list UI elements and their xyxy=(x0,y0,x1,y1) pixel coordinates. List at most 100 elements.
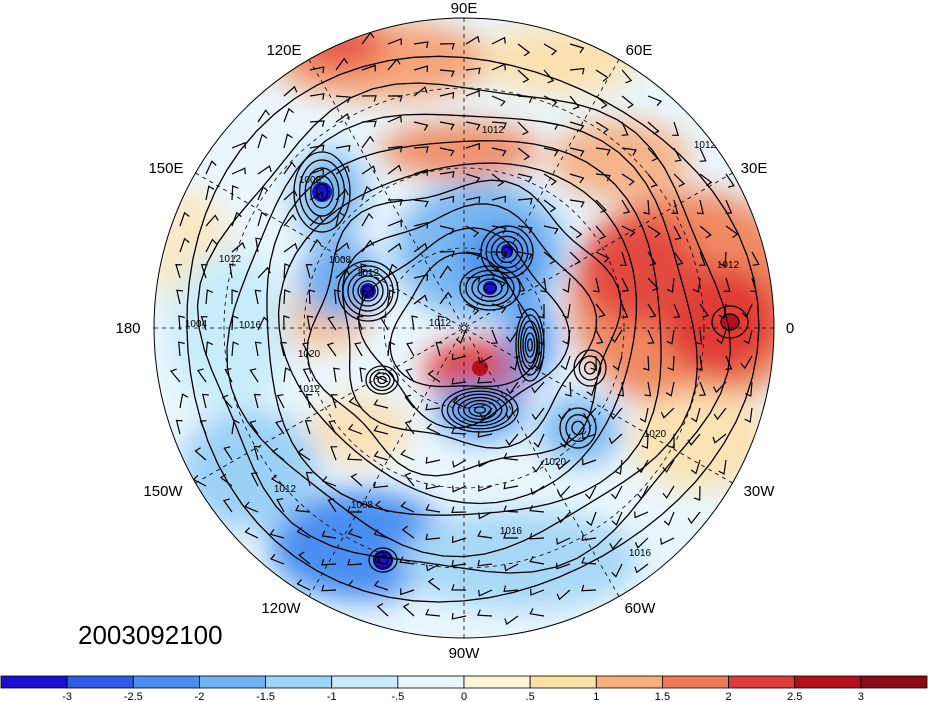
wind-barb xyxy=(229,263,236,279)
wind-barb xyxy=(283,85,298,97)
wind-barb xyxy=(582,458,597,466)
wind-barb xyxy=(556,537,571,545)
wind-barb xyxy=(361,95,377,102)
wind-barb xyxy=(231,167,246,175)
wind-barb xyxy=(439,147,455,157)
wind-barb xyxy=(304,420,312,435)
wind-barb xyxy=(569,199,585,208)
wind-barb xyxy=(439,225,455,235)
wind-barb xyxy=(719,251,727,267)
wind-barb xyxy=(335,57,349,71)
wind-barb xyxy=(249,368,259,383)
wind-barb xyxy=(439,195,455,203)
wind-barb xyxy=(491,303,507,314)
wind-barb xyxy=(308,289,316,305)
wind-barb xyxy=(687,433,701,446)
wind-barb xyxy=(405,368,415,383)
wind-barb xyxy=(427,369,441,383)
wind-barb xyxy=(257,165,272,175)
isobar xyxy=(373,372,391,388)
wind-barb xyxy=(647,121,660,135)
contour-label: 1012 xyxy=(717,260,740,271)
wind-barb xyxy=(540,277,548,293)
wind-barb xyxy=(595,173,611,182)
wind-barb xyxy=(253,445,261,461)
wind-barb xyxy=(413,121,429,131)
lon-label-180: 180 xyxy=(115,320,140,337)
wind-barb xyxy=(505,433,519,446)
colorbar-tick-label: 2.5 xyxy=(787,691,802,702)
wind-barb xyxy=(200,316,208,331)
wind-barb xyxy=(404,420,415,435)
wind-barb xyxy=(271,447,285,461)
anomaly-shading xyxy=(154,20,774,610)
wind-barb xyxy=(745,381,753,397)
wind-barb xyxy=(621,147,637,156)
wind-barb xyxy=(609,537,623,550)
wind-barb xyxy=(335,95,351,103)
contour-label: 1020 xyxy=(298,349,321,360)
wind-barb xyxy=(556,459,571,470)
isobar xyxy=(463,399,497,421)
wind-barb xyxy=(543,173,558,186)
isobar xyxy=(524,332,536,358)
wind-barb xyxy=(517,277,526,292)
wind-barb xyxy=(621,173,635,186)
isobar xyxy=(517,314,543,376)
wind-barb xyxy=(199,420,207,435)
wind-barb xyxy=(347,424,363,435)
wind-barb xyxy=(451,427,467,435)
wind-barb xyxy=(643,199,650,215)
wind-barb xyxy=(634,511,649,519)
wind-barb xyxy=(309,93,325,100)
wind-barb xyxy=(309,238,322,253)
wind-barb xyxy=(361,165,376,175)
wind-barb xyxy=(695,329,703,345)
wind-barb xyxy=(634,563,649,574)
wind-barb xyxy=(335,165,350,175)
isobar xyxy=(485,230,529,274)
wind-barb xyxy=(176,289,183,305)
colorbar-tick-label: .5 xyxy=(526,691,535,702)
wind-barb xyxy=(283,242,298,253)
wind-barb xyxy=(387,242,402,253)
wind-barb xyxy=(595,121,609,134)
wind-barb xyxy=(205,238,218,253)
wind-barb xyxy=(517,69,530,83)
wind-barb xyxy=(413,41,429,49)
isobar xyxy=(357,227,571,429)
wind-barb xyxy=(491,225,507,234)
wind-barb xyxy=(426,563,441,572)
wind-barb xyxy=(532,459,545,473)
wind-barb xyxy=(387,95,403,102)
isobar xyxy=(720,313,740,331)
wind-barb xyxy=(219,473,233,487)
contour-label: 1020 xyxy=(644,429,667,440)
wind-barb xyxy=(179,211,190,227)
wind-barb xyxy=(687,511,701,525)
wind-barb xyxy=(581,534,597,541)
isobar xyxy=(441,387,519,433)
wind-barb xyxy=(673,147,682,162)
isobar xyxy=(471,274,509,302)
wind-barb xyxy=(647,225,661,238)
wind-barb xyxy=(716,329,727,345)
wind-barb xyxy=(374,500,389,513)
wind-barb xyxy=(465,196,481,203)
wind-barb xyxy=(231,341,239,357)
isobar xyxy=(347,270,389,312)
wind-barb xyxy=(569,251,582,265)
wind-barb xyxy=(295,504,311,513)
isobar xyxy=(515,308,545,382)
wind-barb xyxy=(741,303,753,318)
wind-barb xyxy=(564,381,572,397)
wind-barb xyxy=(609,407,623,420)
wind-barb xyxy=(302,368,311,383)
wind-barb xyxy=(503,482,519,490)
wind-barb xyxy=(335,211,345,227)
isobar xyxy=(477,278,503,298)
isobar xyxy=(226,113,699,558)
colorbar-swatch xyxy=(529,675,597,689)
wind-barb xyxy=(373,556,389,565)
wind-barb xyxy=(725,199,733,214)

= = = =

## REQUEST
Gather every line of the listing above that contains the string "colorbar".

## ANSWER
colorbar-tick-label: 2.5 xyxy=(787,691,802,702)
colorbar-tick-label: .5 xyxy=(526,691,535,702)
colorbar-swatch xyxy=(529,675,597,689)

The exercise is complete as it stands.